- DATA SUPPLIED
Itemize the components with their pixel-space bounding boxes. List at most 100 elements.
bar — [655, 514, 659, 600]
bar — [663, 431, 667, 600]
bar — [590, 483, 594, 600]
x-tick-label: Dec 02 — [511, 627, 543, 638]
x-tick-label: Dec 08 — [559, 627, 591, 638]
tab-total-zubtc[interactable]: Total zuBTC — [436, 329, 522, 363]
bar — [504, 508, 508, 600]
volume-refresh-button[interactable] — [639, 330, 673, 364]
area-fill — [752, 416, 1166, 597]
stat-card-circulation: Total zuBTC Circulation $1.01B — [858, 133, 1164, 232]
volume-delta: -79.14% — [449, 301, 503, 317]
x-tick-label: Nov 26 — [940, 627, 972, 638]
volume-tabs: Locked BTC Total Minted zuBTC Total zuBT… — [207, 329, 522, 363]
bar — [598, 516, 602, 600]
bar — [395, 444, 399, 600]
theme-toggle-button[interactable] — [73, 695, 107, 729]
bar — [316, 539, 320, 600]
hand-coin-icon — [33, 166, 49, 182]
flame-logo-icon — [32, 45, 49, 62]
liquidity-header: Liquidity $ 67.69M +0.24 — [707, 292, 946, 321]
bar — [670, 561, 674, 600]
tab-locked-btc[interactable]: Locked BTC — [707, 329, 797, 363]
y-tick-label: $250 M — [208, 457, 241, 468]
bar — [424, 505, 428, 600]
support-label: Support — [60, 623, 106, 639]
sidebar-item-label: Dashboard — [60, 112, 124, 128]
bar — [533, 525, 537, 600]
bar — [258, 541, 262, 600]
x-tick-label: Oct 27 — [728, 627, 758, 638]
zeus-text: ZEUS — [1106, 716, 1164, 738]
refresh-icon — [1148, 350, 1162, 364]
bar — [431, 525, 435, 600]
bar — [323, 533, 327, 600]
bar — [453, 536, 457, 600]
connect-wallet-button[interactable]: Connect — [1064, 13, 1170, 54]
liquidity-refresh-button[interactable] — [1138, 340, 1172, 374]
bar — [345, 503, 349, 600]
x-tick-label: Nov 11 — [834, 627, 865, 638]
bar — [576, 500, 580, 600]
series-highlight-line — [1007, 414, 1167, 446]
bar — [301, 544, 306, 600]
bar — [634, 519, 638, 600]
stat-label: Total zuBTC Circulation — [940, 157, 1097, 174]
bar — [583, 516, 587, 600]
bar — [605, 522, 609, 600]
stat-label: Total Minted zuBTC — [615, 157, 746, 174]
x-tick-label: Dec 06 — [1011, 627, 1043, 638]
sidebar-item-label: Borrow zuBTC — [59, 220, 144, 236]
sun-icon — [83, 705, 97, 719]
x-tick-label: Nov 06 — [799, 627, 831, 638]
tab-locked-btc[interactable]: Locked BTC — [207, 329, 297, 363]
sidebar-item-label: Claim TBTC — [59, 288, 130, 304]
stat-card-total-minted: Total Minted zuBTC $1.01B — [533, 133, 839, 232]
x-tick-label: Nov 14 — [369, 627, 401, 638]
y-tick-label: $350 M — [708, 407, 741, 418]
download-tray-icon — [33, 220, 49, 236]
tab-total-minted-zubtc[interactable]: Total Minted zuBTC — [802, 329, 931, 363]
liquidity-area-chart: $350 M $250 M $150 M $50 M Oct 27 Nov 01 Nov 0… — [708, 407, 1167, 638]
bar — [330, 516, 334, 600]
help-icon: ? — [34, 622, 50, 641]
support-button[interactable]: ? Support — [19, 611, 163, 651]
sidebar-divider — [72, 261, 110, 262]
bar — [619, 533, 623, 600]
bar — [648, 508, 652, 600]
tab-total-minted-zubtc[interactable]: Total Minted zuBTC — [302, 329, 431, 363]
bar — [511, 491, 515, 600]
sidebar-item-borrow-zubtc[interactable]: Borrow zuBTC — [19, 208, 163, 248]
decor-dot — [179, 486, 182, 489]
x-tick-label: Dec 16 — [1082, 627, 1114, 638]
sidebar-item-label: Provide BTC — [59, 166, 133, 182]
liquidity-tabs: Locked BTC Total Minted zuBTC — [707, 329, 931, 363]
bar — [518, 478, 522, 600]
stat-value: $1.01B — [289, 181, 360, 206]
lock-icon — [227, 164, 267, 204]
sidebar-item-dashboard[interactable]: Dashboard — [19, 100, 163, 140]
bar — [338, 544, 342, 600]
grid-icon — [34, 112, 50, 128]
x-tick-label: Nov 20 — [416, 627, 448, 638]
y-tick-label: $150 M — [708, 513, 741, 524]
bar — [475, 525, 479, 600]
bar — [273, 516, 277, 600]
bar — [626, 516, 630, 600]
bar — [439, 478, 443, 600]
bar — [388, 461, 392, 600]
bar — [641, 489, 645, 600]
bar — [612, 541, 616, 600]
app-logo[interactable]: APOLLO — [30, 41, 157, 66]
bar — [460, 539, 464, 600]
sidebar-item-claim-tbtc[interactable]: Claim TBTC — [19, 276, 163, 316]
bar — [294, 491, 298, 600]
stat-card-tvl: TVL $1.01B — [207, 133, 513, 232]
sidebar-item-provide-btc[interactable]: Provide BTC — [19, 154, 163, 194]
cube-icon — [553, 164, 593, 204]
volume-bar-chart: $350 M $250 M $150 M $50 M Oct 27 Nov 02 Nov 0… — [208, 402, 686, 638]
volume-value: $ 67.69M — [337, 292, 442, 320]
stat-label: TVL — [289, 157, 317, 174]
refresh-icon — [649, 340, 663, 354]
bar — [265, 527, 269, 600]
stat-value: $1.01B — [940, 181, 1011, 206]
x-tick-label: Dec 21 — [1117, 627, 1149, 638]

- SET TASK
Reproduce every one of the entries above word for word, without changing anything.

- TASK SOLUTION
Itemize the components with their pixel-space bounding boxes. List at most 100 elements.
bar — [655, 514, 659, 600]
bar — [663, 431, 667, 600]
bar — [590, 483, 594, 600]
x-tick-label: Dec 02 — [511, 627, 543, 638]
x-tick-label: Dec 08 — [559, 627, 591, 638]
tab-total-zubtc[interactable]: Total zuBTC — [436, 329, 522, 363]
bar — [504, 508, 508, 600]
volume-refresh-button[interactable] — [639, 330, 673, 364]
area-fill — [752, 416, 1166, 597]
stat-card-circulation: Total zuBTC Circulation $1.01B — [858, 133, 1164, 232]
volume-delta: -79.14% — [449, 301, 503, 317]
x-tick-label: Nov 26 — [940, 627, 972, 638]
volume-tabs: Locked BTC Total Minted zuBTC Total zuBT… — [207, 329, 522, 363]
bar — [598, 516, 602, 600]
bar — [395, 444, 399, 600]
theme-toggle-button[interactable] — [73, 695, 107, 729]
bar — [316, 539, 320, 600]
hand-coin-icon — [33, 166, 49, 182]
flame-logo-icon — [32, 45, 49, 62]
liquidity-header: Liquidity $ 67.69M +0.24 — [707, 292, 946, 321]
bar — [670, 561, 674, 600]
tab-locked-btc[interactable]: Locked BTC — [707, 329, 797, 363]
y-tick-label: $250 M — [208, 457, 241, 468]
bar — [424, 505, 428, 600]
support-label: Support — [60, 623, 106, 639]
sidebar-item-label: Dashboard — [60, 112, 124, 128]
bar — [533, 525, 537, 600]
bar — [258, 541, 262, 600]
x-tick-label: Oct 27 — [728, 627, 758, 638]
zeus-text: ZEUS — [1106, 716, 1164, 738]
refresh-icon — [1148, 350, 1162, 364]
bar — [431, 525, 435, 600]
bar — [323, 533, 327, 600]
bar — [453, 536, 457, 600]
connect-wallet-button[interactable]: Connect — [1064, 13, 1170, 54]
liquidity-refresh-button[interactable] — [1138, 340, 1172, 374]
bar — [345, 503, 349, 600]
x-tick-label: Nov 11 — [834, 627, 865, 638]
bar — [576, 500, 580, 600]
series-highlight-line — [1007, 414, 1167, 446]
bar — [301, 544, 306, 600]
bar — [634, 519, 638, 600]
stat-label: Total zuBTC Circulation — [940, 157, 1097, 174]
bar — [583, 516, 587, 600]
bar — [605, 522, 609, 600]
stat-label: Total Minted zuBTC — [615, 157, 746, 174]
x-tick-label: Dec 06 — [1011, 627, 1043, 638]
sidebar-item-label: Borrow zuBTC — [59, 220, 144, 236]
sun-icon — [83, 705, 97, 719]
x-tick-label: Nov 06 — [799, 627, 831, 638]
tab-locked-btc[interactable]: Locked BTC — [207, 329, 297, 363]
sidebar-item-label: Claim TBTC — [59, 288, 130, 304]
stat-card-total-minted: Total Minted zuBTC $1.01B — [533, 133, 839, 232]
x-tick-label: Nov 14 — [369, 627, 401, 638]
y-tick-label: $350 M — [708, 407, 741, 418]
download-tray-icon — [33, 220, 49, 236]
tab-total-minted-zubtc[interactable]: Total Minted zuBTC — [802, 329, 931, 363]
liquidity-area-chart: $350 M $250 M $150 M $50 M Oct 27 Nov 01 Nov 0… — [708, 407, 1167, 638]
bar — [330, 516, 334, 600]
help-icon: ? — [34, 622, 50, 641]
support-button[interactable]: ? Support — [19, 611, 163, 651]
sidebar-divider — [72, 261, 110, 262]
bar — [619, 533, 623, 600]
bar — [648, 508, 652, 600]
tab-total-minted-zubtc[interactable]: Total Minted zuBTC — [302, 329, 431, 363]
bar — [511, 491, 515, 600]
sidebar-item-borrow-zubtc[interactable]: Borrow zuBTC — [19, 208, 163, 248]
decor-dot — [179, 486, 182, 489]
x-tick-label: Dec 16 — [1082, 627, 1114, 638]
sidebar-item-label: Provide BTC — [59, 166, 133, 182]
liquidity-tabs: Locked BTC Total Minted zuBTC — [707, 329, 931, 363]
bar — [518, 478, 522, 600]
stat-value: $1.01B — [289, 181, 360, 206]
lock-icon — [227, 164, 267, 204]
sidebar-item-dashboard[interactable]: Dashboard — [19, 100, 163, 140]
bar — [338, 544, 342, 600]
grid-icon — [34, 112, 50, 128]
x-tick-label: Nov 20 — [416, 627, 448, 638]
y-tick-label: $150 M — [708, 513, 741, 524]
bar — [475, 525, 479, 600]
bar — [273, 516, 277, 600]
bar — [626, 516, 630, 600]
bar — [439, 478, 443, 600]
bar — [388, 461, 392, 600]
bar — [641, 489, 645, 600]
bar — [612, 541, 616, 600]
app-logo[interactable]: APOLLO — [30, 41, 157, 66]
bar — [460, 539, 464, 600]
sidebar-item-claim-tbtc[interactable]: Claim TBTC — [19, 276, 163, 316]
bar — [294, 491, 298, 600]
stat-card-tvl: TVL $1.01B — [207, 133, 513, 232]
sidebar-item-provide-btc[interactable]: Provide BTC — [19, 154, 163, 194]
cube-icon — [553, 164, 593, 204]
volume-bar-chart: $350 M $250 M $150 M $50 M Oct 27 Nov 02 Nov 0… — [208, 402, 686, 638]
volume-value: $ 67.69M — [337, 292, 442, 320]
stat-label: TVL — [289, 157, 317, 174]
refresh-icon — [649, 340, 663, 354]
bar — [265, 527, 269, 600]
stat-value: $1.01B — [940, 181, 1011, 206]
x-tick-label: Dec 21 — [1117, 627, 1149, 638]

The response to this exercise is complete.